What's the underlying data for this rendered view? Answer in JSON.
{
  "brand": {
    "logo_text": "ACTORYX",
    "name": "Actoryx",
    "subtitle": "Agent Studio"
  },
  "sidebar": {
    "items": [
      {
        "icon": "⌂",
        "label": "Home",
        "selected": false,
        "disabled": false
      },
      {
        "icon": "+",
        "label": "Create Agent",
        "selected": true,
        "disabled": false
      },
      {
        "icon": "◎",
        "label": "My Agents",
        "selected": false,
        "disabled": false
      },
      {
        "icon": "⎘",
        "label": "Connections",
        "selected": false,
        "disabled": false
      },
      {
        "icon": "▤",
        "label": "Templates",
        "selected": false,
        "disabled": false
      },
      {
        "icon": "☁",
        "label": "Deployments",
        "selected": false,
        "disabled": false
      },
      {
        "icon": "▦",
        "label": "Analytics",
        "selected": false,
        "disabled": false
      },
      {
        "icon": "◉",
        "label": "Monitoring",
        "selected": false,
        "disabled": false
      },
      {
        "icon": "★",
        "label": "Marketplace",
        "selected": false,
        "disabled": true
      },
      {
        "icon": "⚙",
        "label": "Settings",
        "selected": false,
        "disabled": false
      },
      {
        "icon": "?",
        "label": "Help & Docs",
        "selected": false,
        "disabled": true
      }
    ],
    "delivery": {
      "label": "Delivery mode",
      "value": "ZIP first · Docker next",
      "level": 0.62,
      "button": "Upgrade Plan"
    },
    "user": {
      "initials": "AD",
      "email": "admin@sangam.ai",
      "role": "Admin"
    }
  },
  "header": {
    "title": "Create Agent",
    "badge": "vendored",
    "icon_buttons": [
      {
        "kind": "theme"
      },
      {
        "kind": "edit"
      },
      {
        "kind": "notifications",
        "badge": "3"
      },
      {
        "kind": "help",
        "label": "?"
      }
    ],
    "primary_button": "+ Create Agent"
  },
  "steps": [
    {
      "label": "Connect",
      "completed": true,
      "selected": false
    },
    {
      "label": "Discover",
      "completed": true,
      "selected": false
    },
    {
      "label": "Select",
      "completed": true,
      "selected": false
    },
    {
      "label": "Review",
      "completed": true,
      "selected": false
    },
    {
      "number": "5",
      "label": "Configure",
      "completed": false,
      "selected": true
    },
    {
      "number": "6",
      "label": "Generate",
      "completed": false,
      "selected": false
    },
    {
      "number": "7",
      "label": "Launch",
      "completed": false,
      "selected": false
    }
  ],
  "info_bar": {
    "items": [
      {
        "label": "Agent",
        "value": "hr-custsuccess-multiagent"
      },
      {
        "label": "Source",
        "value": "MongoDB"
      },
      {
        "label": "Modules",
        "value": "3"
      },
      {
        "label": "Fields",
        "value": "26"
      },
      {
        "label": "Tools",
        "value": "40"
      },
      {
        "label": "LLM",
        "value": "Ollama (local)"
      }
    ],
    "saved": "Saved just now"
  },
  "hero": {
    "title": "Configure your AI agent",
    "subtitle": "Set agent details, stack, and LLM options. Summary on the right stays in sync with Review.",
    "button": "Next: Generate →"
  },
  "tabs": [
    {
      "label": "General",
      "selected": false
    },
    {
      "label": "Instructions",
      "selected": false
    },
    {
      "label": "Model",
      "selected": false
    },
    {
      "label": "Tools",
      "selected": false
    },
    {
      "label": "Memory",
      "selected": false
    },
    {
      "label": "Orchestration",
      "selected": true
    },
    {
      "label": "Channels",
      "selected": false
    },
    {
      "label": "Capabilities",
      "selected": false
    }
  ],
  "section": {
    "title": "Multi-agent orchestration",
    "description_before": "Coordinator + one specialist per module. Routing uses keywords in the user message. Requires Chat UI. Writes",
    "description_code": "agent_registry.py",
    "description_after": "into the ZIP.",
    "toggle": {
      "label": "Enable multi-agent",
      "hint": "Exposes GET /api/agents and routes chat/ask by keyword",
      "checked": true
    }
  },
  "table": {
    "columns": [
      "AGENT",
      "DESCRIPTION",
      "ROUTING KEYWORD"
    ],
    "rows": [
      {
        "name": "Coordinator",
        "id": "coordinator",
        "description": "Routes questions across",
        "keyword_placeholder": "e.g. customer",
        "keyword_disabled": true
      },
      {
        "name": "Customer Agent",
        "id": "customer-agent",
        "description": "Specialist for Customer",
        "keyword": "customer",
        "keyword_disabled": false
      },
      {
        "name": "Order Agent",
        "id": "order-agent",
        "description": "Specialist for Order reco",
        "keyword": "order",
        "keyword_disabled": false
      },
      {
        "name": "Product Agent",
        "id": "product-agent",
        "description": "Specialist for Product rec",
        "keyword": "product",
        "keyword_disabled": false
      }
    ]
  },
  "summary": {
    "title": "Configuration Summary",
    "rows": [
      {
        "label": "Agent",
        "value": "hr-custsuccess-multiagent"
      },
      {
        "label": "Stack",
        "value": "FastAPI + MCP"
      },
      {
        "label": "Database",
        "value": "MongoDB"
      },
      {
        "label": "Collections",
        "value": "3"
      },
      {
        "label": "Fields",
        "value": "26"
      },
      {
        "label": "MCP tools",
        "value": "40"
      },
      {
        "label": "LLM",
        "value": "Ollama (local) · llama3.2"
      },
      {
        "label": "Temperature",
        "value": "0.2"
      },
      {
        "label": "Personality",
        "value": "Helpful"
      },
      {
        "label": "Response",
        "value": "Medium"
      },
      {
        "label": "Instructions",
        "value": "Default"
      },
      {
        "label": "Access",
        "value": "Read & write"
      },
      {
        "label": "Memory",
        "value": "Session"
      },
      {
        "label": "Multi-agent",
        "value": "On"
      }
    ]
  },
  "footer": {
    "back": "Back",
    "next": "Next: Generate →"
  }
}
* * * *
- EXERCISE AIM:
The entries above must be returned in full, exactly as shown.

- WRITTEN RESPONSE:
What's the underlying data for this rendered view? Answer in JSON.
{
  "brand": {
    "logo_text": "ACTORYX",
    "name": "Actoryx",
    "subtitle": "Agent Studio"
  },
  "sidebar": {
    "items": [
      {
        "icon": "⌂",
        "label": "Home",
        "selected": false,
        "disabled": false
      },
      {
        "icon": "+",
        "label": "Create Agent",
        "selected": true,
        "disabled": false
      },
      {
        "icon": "◎",
        "label": "My Agents",
        "selected": false,
        "disabled": false
      },
      {
        "icon": "⎘",
        "label": "Connections",
        "selected": false,
        "disabled": false
      },
      {
        "icon": "▤",
        "label": "Templates",
        "selected": false,
        "disabled": false
      },
      {
        "icon": "☁",
        "label": "Deployments",
        "selected": false,
        "disabled": false
      },
      {
        "icon": "▦",
        "label": "Analytics",
        "selected": false,
        "disabled": false
      },
      {
        "icon": "◉",
        "label": "Monitoring",
        "selected": false,
        "disabled": false
      },
      {
        "icon": "★",
        "label": "Marketplace",
        "selected": false,
        "disabled": true
      },
      {
        "icon": "⚙",
        "label": "Settings",
        "selected": false,
        "disabled": false
      },
      {
        "icon": "?",
        "label": "Help & Docs",
        "selected": false,
        "disabled": true
      }
    ],
    "delivery": {
      "label": "Delivery mode",
      "value": "ZIP first · Docker next",
      "level": 0.62,
      "button": "Upgrade Plan"
    },
    "user": {
      "initials": "AD",
      "email": "admin@sangam.ai",
      "role": "Admin"
    }
  },
  "header": {
    "title": "Create Agent",
    "badge": "vendored",
    "icon_buttons": [
      {
        "kind": "theme"
      },
      {
        "kind": "edit"
      },
      {
        "kind": "notifications",
        "badge": "3"
      },
      {
        "kind": "help",
        "label": "?"
      }
    ],
    "primary_button": "+ Create Agent"
  },
  "steps": [
    {
      "label": "Connect",
      "completed": true,
      "selected": false
    },
    {
      "label": "Discover",
      "completed": true,
      "selected": false
    },
    {
      "label": "Select",
      "completed": true,
      "selected": false
    },
    {
      "label": "Review",
      "completed": true,
      "selected": false
    },
    {
      "number": "5",
      "label": "Configure",
      "completed": false,
      "selected": true
    },
    {
      "number": "6",
      "label": "Generate",
      "completed": false,
      "selected": false
    },
    {
      "number": "7",
      "label": "Launch",
      "completed": false,
      "selected": false
    }
  ],
  "info_bar": {
    "items": [
      {
        "label": "Agent",
        "value": "hr-custsuccess-multiagent"
      },
      {
        "label": "Source",
        "value": "MongoDB"
      },
      {
        "label": "Modules",
        "value": "3"
      },
      {
        "label": "Fields",
        "value": "26"
      },
      {
        "label": "Tools",
        "value": "40"
      },
      {
        "label": "LLM",
        "value": "Ollama (local)"
      }
    ],
    "saved": "Saved just now"
  },
  "hero": {
    "title": "Configure your AI agent",
    "subtitle": "Set agent details, stack, and LLM options. Summary on the right stays in sync with Review.",
    "button": "Next: Generate →"
  },
  "tabs": [
    {
      "label": "General",
      "selected": false
    },
    {
      "label": "Instructions",
      "selected": false
    },
    {
      "label": "Model",
      "selected": false
    },
    {
      "label": "Tools",
      "selected": false
    },
    {
      "label": "Memory",
      "selected": false
    },
    {
      "label": "Orchestration",
      "selected": true
    },
    {
      "label": "Channels",
      "selected": false
    },
    {
      "label": "Capabilities",
      "selected": false
    }
  ],
  "section": {
    "title": "Multi-agent orchestration",
    "description_before": "Coordinator + one specialist per module. Routing uses keywords in the user message. Requires Chat UI. Writes",
    "description_code": "agent_registry.py",
    "description_after": "into the ZIP.",
    "toggle": {
      "label": "Enable multi-agent",
      "hint": "Exposes GET /api/agents and routes chat/ask by keyword",
      "checked": true
    }
  },
  "table": {
    "columns": [
      "AGENT",
      "DESCRIPTION",
      "ROUTING KEYWORD"
    ],
    "rows": [
      {
        "name": "Coordinator",
        "id": "coordinator",
        "description": "Routes questions across",
        "keyword_placeholder": "e.g. customer",
        "keyword_disabled": true
      },
      {
        "name": "Customer Agent",
        "id": "customer-agent",
        "description": "Specialist for Customer",
        "keyword": "customer",
        "keyword_disabled": false
      },
      {
        "name": "Order Agent",
        "id": "order-agent",
        "description": "Specialist for Order reco",
        "keyword": "order",
        "keyword_disabled": false
      },
      {
        "name": "Product Agent",
        "id": "product-agent",
        "description": "Specialist for Product rec",
        "keyword": "product",
        "keyword_disabled": false
      }
    ]
  },
  "summary": {
    "title": "Configuration Summary",
    "rows": [
      {
        "label": "Agent",
        "value": "hr-custsuccess-multiagent"
      },
      {
        "label": "Stack",
        "value": "FastAPI + MCP"
      },
      {
        "label": "Database",
        "value": "MongoDB"
      },
      {
        "label": "Collections",
        "value": "3"
      },
      {
        "label": "Fields",
        "value": "26"
      },
      {
        "label": "MCP tools",
        "value": "40"
      },
      {
        "label": "LLM",
        "value": "Ollama (local) · llama3.2"
      },
      {
        "label": "Temperature",
        "value": "0.2"
      },
      {
        "label": "Personality",
        "value": "Helpful"
      },
      {
        "label": "Response",
        "value": "Medium"
      },
      {
        "label": "Instructions",
        "value": "Default"
      },
      {
        "label": "Access",
        "value": "Read & write"
      },
      {
        "label": "Memory",
        "value": "Session"
      },
      {
        "label": "Multi-agent",
        "value": "On"
      }
    ]
  },
  "footer": {
    "back": "Back",
    "next": "Next: Generate →"
  }
}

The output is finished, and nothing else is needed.